## Exercise details
Pictures do not belong in the copy; quote every entry below exactly.

(Extracted data entries)
##############################

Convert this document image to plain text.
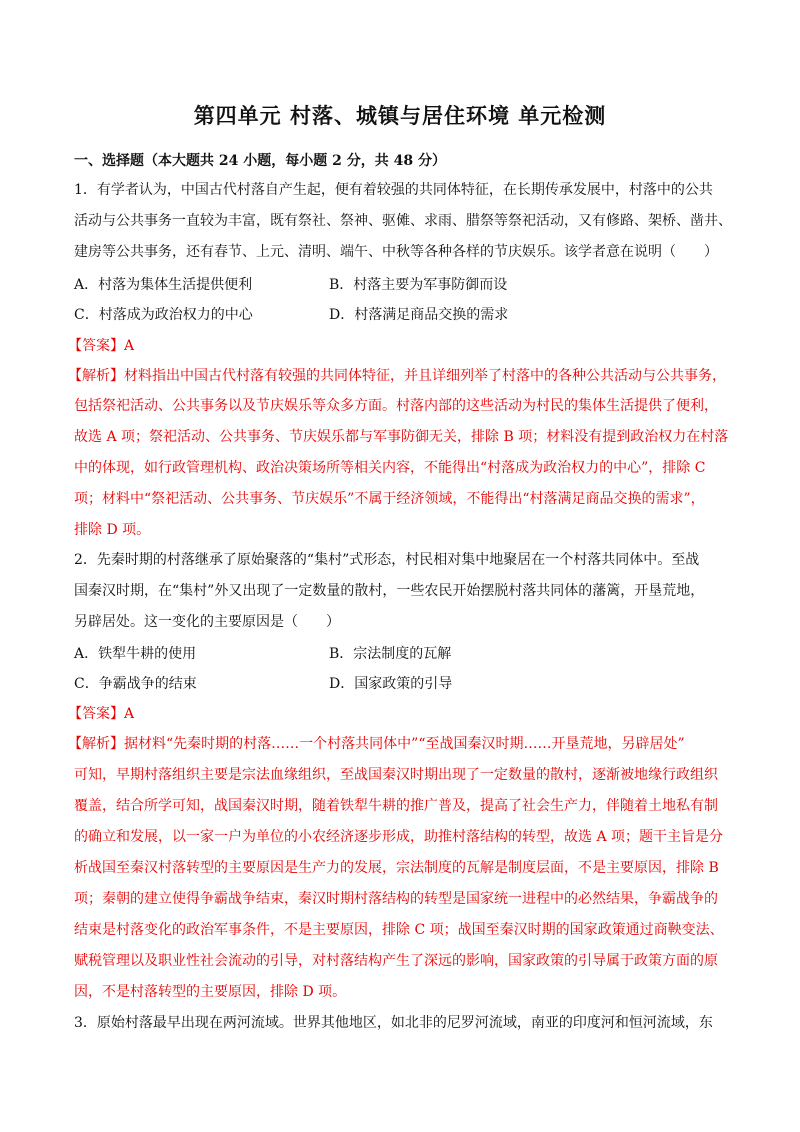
第四单元 村落、城镇与居住环境 单元检测
一、选择题（本大题共 24 小题，每小题 2 分，共 48 分）
1．有学者认为，中国古代村落自产生起，便有着较强的共同体特征，在长期传承发展中，村落中的公共
活动与公共事务一直较为丰富，既有祭社、祭神、驱傩、求雨、腊祭等祭祀活动，又有修路、架桥、凿井、
建房等公共事务，还有春节、上元、清明、端午、中秋等各种各样的节庆娱乐。该学者意在说明（　　）
A．村落为集体生活提供便利	B．村落主要为军事防御而设
C．村落成为政治权力的中心	D．村落满足商品交换的需求
【答案】A
【解析】材料指出中国古代村落有较强的共同体特征，并且详细列举了村落中的各种公共活动与公共事务，
包括祭祀活动、公共事务以及节庆娱乐等众多方面。村落内部的这些活动为村民的集体生活提供了便利，
故选 A 项；祭祀活动、公共事务、节庆娱乐都与军事防御无关，排除 B 项；材料没有提到政治权力在村落
中的体现，如行政管理机构、政治决策场所等相关内容，不能得出“村落成为政治权力的中心”，排除 C
项；材料中“祭祀活动、公共事务、节庆娱乐”不属于经济领域，不能得出“村落满足商品交换的需求”，
排除 D 项。
2．先秦时期的村落继承了原始聚落的“集村”式形态，村民相对集中地聚居在一个村落共同体中。至战
国秦汉时期，在“集村”外又出现了一定数量的散村，一些农民开始摆脱村落共同体的藩篱，开垦荒地，
另辟居处。这一变化的主要原因是（　　）
A．铁犁牛耕的使用	B．宗法制度的瓦解
C．争霸战争的结束	D．国家政策的引导
【答案】A
【解析】据材料“先秦时期的村落……一个村落共同体中”“至战国秦汉时期……开垦荒地，另辟居处”
可知，早期村落组织主要是宗法血缘组织，至战国秦汉时期出现了一定数量的散村，逐渐被地缘行政组织
覆盖，结合所学可知，战国秦汉时期，随着铁犁牛耕的推广普及，提高了社会生产力，伴随着土地私有制
的确立和发展，以一家一户为单位的小农经济逐步形成，助推村落结构的转型，故选 A 项；题干主旨是分
析战国至秦汉村落转型的主要原因是生产力的发展，宗法制度的瓦解是制度层面，不是主要原因，排除 B
项；秦朝的建立使得争霸战争结束，秦汉时期村落结构的转型是国家统一进程中的必然结果，争霸战争的
结束是村落变化的政治军事条件，不是主要原因，排除 C 项；战国至秦汉时期的国家政策通过商鞅变法、
赋税管理以及职业性社会流动的引导，对村落结构产生了深远的影响，国家政策的引导属于政策方面的原
因，不是村落转型的主要原因，排除 D 项。
3．原始村落最早出现在两河流域。世界其他地区，如北非的尼罗河流域，南亚的印度河和恒河流域，东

##############################

## Full answer
Convert this document image to plain text.
第四单元 村落、城镇与居住环境 单元检测
一、选择题（本大题共 24 小题，每小题 2 分，共 48 分）
1．有学者认为，中国古代村落自产生起，便有着较强的共同体特征，在长期传承发展中，村落中的公共
活动与公共事务一直较为丰富，既有祭社、祭神、驱傩、求雨、腊祭等祭祀活动，又有修路、架桥、凿井、
建房等公共事务，还有春节、上元、清明、端午、中秋等各种各样的节庆娱乐。该学者意在说明（　　）
A．村落为集体生活提供便利	B．村落主要为军事防御而设
C．村落成为政治权力的中心	D．村落满足商品交换的需求
【答案】A
【解析】材料指出中国古代村落有较强的共同体特征，并且详细列举了村落中的各种公共活动与公共事务，
包括祭祀活动、公共事务以及节庆娱乐等众多方面。村落内部的这些活动为村民的集体生活提供了便利，
故选 A 项；祭祀活动、公共事务、节庆娱乐都与军事防御无关，排除 B 项；材料没有提到政治权力在村落
中的体现，如行政管理机构、政治决策场所等相关内容，不能得出“村落成为政治权力的中心”，排除 C
项；材料中“祭祀活动、公共事务、节庆娱乐”不属于经济领域，不能得出“村落满足商品交换的需求”，
排除 D 项。
2．先秦时期的村落继承了原始聚落的“集村”式形态，村民相对集中地聚居在一个村落共同体中。至战
国秦汉时期，在“集村”外又出现了一定数量的散村，一些农民开始摆脱村落共同体的藩篱，开垦荒地，
另辟居处。这一变化的主要原因是（　　）
A．铁犁牛耕的使用	B．宗法制度的瓦解
C．争霸战争的结束	D．国家政策的引导
【答案】A
【解析】据材料“先秦时期的村落……一个村落共同体中”“至战国秦汉时期……开垦荒地，另辟居处”
可知，早期村落组织主要是宗法血缘组织，至战国秦汉时期出现了一定数量的散村，逐渐被地缘行政组织
覆盖，结合所学可知，战国秦汉时期，随着铁犁牛耕的推广普及，提高了社会生产力，伴随着土地私有制
的确立和发展，以一家一户为单位的小农经济逐步形成，助推村落结构的转型，故选 A 项；题干主旨是分
析战国至秦汉村落转型的主要原因是生产力的发展，宗法制度的瓦解是制度层面，不是主要原因，排除 B
项；秦朝的建立使得争霸战争结束，秦汉时期村落结构的转型是国家统一进程中的必然结果，争霸战争的
结束是村落变化的政治军事条件，不是主要原因，排除 C 项；战国至秦汉时期的国家政策通过商鞅变法、
赋税管理以及职业性社会流动的引导，对村落结构产生了深远的影响，国家政策的引导属于政策方面的原
因，不是村落转型的主要原因，排除 D 项。
3．原始村落最早出现在两河流域。世界其他地区，如北非的尼罗河流域，南亚的印度河和恒河流域，东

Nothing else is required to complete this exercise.